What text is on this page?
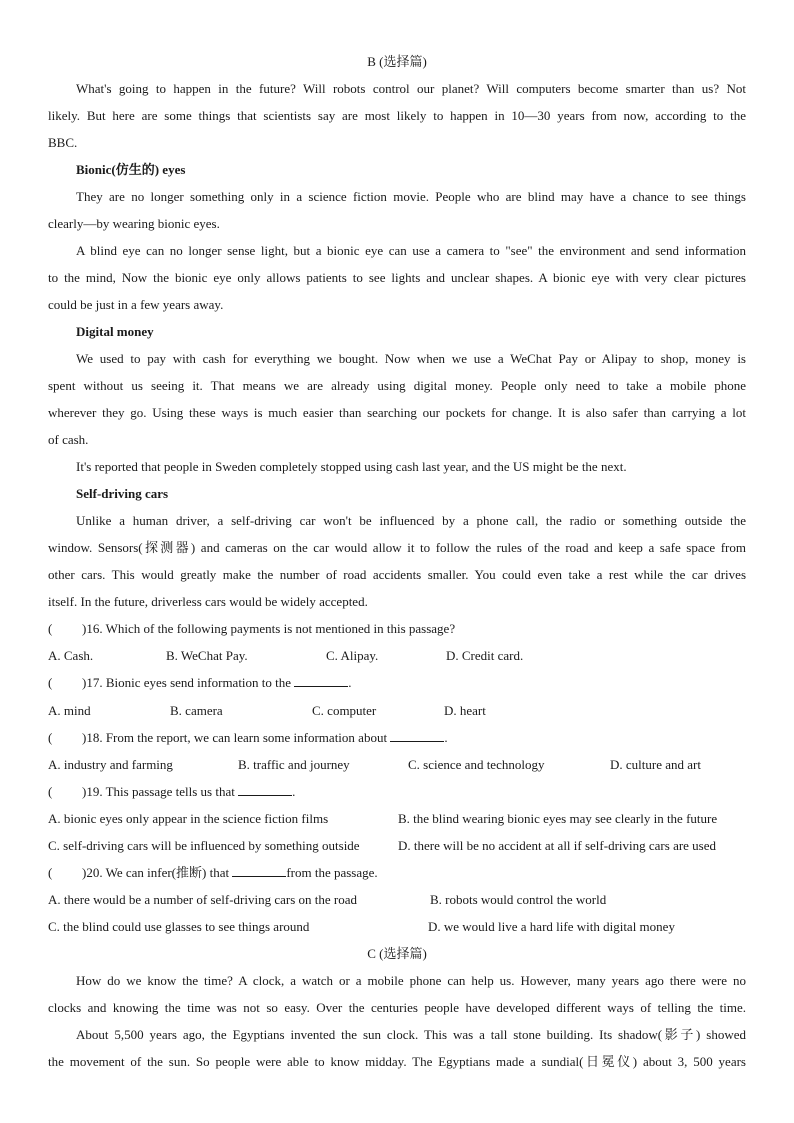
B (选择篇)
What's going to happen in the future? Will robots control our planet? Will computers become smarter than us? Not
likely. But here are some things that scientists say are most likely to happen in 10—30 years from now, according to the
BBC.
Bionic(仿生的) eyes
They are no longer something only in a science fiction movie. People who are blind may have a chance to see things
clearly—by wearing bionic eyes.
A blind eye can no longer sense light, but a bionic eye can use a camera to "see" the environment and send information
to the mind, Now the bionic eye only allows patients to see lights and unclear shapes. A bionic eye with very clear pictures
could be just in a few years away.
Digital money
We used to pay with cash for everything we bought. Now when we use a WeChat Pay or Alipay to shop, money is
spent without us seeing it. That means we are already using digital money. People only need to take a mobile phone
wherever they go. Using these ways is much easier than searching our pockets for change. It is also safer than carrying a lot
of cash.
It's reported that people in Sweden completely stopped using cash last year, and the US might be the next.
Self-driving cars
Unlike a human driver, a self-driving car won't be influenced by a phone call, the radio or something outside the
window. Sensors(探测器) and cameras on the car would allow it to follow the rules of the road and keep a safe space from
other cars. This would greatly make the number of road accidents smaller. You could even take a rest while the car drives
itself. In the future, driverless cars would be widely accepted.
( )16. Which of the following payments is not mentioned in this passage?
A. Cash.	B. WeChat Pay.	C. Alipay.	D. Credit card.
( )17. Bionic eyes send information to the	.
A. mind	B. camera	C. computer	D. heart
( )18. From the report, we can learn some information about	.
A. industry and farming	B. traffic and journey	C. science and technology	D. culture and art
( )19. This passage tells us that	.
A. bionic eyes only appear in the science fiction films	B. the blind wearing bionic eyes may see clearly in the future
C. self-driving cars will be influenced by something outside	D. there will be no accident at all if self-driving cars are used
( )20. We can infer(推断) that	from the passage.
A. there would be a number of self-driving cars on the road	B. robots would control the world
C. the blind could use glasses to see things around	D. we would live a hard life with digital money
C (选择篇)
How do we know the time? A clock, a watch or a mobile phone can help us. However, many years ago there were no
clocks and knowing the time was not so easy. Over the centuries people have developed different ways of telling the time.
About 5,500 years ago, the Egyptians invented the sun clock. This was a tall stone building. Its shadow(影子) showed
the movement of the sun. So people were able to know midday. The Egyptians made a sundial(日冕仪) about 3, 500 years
---
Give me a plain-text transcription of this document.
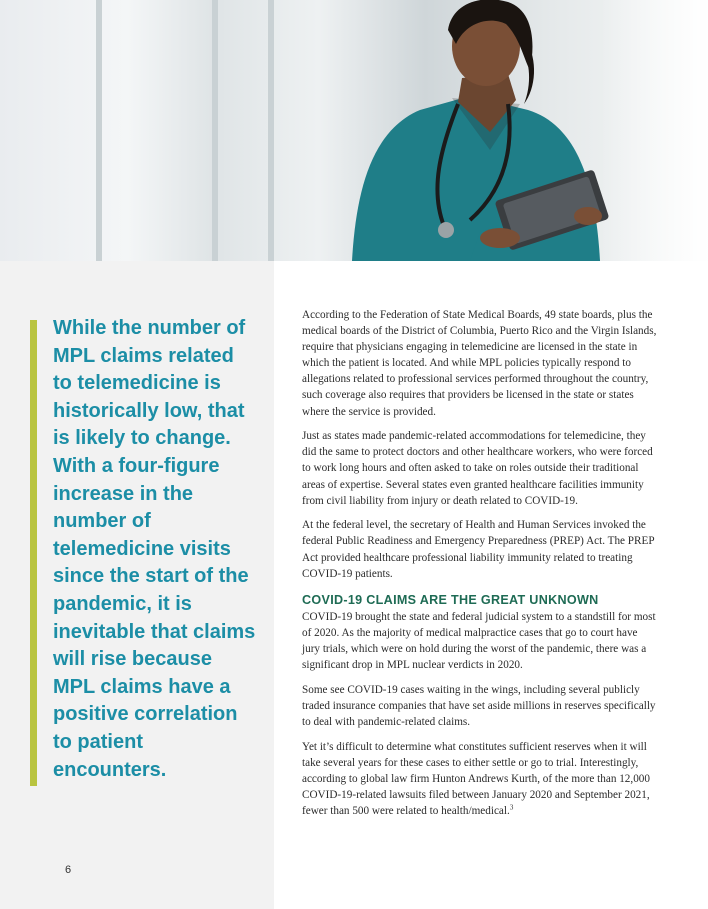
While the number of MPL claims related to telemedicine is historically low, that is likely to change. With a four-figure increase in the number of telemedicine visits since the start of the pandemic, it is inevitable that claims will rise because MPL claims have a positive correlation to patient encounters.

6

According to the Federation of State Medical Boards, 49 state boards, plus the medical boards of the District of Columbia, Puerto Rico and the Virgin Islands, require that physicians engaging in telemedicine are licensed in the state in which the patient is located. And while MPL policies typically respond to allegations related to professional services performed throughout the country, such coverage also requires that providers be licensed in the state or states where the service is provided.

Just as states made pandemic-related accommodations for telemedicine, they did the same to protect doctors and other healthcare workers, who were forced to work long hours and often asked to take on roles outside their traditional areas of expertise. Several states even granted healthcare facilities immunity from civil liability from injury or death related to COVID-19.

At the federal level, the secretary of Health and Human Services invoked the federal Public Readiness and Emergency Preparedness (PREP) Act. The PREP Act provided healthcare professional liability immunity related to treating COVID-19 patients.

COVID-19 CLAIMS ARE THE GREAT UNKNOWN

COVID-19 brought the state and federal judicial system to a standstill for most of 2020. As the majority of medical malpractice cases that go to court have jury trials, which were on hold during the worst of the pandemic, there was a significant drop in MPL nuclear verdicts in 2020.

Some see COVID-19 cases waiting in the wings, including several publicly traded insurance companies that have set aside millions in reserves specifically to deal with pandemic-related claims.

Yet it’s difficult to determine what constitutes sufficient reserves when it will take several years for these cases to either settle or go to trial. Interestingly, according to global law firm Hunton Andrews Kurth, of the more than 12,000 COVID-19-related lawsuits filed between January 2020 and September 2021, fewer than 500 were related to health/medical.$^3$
...
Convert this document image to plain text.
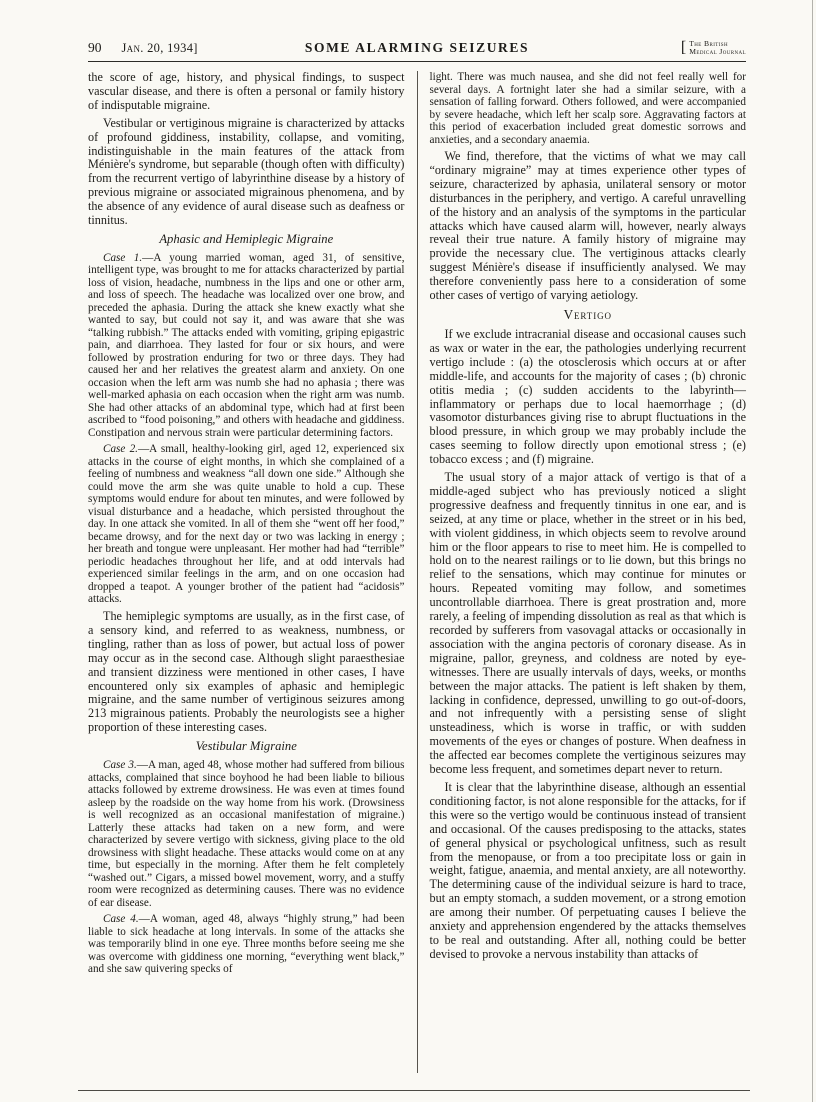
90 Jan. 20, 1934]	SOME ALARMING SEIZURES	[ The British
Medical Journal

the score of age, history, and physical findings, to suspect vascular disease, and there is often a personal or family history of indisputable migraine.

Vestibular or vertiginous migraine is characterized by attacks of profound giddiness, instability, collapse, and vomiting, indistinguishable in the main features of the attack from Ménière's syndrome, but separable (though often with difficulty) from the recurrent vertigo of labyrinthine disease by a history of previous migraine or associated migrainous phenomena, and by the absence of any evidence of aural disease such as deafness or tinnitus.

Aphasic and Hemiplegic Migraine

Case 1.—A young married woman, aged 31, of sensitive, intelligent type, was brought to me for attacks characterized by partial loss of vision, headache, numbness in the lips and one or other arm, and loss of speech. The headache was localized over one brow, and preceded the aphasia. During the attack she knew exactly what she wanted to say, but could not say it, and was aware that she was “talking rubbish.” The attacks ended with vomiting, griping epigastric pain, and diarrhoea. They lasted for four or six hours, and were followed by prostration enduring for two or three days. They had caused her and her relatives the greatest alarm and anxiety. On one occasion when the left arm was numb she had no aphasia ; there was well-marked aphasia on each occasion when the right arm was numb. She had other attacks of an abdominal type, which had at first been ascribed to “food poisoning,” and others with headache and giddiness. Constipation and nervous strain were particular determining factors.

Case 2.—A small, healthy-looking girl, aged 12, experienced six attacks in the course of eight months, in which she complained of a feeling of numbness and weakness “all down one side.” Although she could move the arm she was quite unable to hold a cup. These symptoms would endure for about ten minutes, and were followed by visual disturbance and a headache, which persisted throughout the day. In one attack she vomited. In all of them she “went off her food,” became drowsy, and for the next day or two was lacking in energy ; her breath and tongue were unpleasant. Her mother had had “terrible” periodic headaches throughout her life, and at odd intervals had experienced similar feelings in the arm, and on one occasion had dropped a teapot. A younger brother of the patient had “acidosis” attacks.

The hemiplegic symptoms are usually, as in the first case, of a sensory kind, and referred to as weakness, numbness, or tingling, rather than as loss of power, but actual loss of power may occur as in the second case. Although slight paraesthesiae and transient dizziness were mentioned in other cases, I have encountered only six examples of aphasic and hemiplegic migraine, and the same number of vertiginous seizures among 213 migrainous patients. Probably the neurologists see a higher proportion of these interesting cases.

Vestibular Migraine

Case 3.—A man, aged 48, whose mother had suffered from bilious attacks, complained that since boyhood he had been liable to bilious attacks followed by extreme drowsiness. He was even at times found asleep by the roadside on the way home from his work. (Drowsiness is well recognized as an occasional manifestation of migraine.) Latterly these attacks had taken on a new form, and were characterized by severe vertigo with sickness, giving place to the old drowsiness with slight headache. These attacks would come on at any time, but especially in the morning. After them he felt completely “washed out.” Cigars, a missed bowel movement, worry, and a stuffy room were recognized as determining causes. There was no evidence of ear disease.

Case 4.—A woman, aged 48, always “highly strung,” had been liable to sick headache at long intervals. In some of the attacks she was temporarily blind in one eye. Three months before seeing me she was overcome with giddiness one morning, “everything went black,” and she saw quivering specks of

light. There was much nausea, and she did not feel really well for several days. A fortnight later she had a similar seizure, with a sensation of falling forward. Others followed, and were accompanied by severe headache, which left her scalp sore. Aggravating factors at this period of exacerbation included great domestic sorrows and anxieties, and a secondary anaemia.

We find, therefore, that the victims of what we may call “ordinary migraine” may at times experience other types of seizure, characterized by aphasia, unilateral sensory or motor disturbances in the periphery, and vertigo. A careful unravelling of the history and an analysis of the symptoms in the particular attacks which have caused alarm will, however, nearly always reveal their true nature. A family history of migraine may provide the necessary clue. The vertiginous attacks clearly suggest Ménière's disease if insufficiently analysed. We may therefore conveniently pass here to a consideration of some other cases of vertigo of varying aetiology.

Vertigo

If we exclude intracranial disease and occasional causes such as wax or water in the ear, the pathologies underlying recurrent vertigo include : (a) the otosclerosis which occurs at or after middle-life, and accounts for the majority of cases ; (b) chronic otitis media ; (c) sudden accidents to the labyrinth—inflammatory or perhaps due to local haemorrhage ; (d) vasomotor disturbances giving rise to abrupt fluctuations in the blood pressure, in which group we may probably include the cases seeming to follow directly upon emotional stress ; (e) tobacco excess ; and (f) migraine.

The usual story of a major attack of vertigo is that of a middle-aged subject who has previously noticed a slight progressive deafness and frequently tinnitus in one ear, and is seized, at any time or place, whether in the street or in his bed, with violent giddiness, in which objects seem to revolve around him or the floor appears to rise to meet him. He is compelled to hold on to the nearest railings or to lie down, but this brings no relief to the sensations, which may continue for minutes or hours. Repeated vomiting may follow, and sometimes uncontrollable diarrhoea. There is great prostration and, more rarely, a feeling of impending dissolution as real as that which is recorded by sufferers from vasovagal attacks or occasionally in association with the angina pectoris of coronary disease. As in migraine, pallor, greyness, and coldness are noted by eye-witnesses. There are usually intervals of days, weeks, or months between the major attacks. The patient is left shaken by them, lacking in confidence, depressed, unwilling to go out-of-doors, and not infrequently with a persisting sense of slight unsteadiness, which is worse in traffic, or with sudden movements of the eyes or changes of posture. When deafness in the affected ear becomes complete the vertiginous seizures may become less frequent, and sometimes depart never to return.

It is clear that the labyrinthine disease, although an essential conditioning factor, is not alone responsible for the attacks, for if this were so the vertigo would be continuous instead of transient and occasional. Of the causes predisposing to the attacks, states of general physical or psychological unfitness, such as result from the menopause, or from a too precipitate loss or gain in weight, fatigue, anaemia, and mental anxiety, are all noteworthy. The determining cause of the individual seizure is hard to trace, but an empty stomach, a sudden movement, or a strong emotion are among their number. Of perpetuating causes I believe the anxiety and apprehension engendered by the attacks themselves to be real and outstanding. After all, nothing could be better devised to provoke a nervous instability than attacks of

§ **Aim of the task**: For the string "four", go line by line through the material and copy every line that has it.

§ **Response below**:
While the number of MPL claims related to telemedicine is historically low, that is likely to change. With a four-figure increase in the number of telemedicine visits since the start of the pandemic, it is inevitable that claims will rise because MPL claims have a positive correlation to patient encounters.
Case 1.—A young married woman, aged 31, of sensitive, intelligent type, was brought to me for attacks characterized by partial loss of vision, headache, numbness in the lips and one or other arm, and loss of speech. The headache was localized over one brow, and preceded the aphasia. During the attack she knew exactly what she wanted to say, but could not say it, and was aware that she was “talking rubbish.” The attacks ended with vomiting, griping epigastric pain, and diarrhoea. They lasted for four or six hours, and were followed by prostration enduring for two or three days. They had caused her and her relatives the greatest alarm and anxiety. On one occasion when the left arm was numb she had no aphasia ; there was well-marked aphasia on each occasion when the right arm was numb. She had other attacks of an abdominal type, which had at first been ascribed to “food poisoning,” and others with headache and giddiness. Constipation and nervous strain were particular determining factors.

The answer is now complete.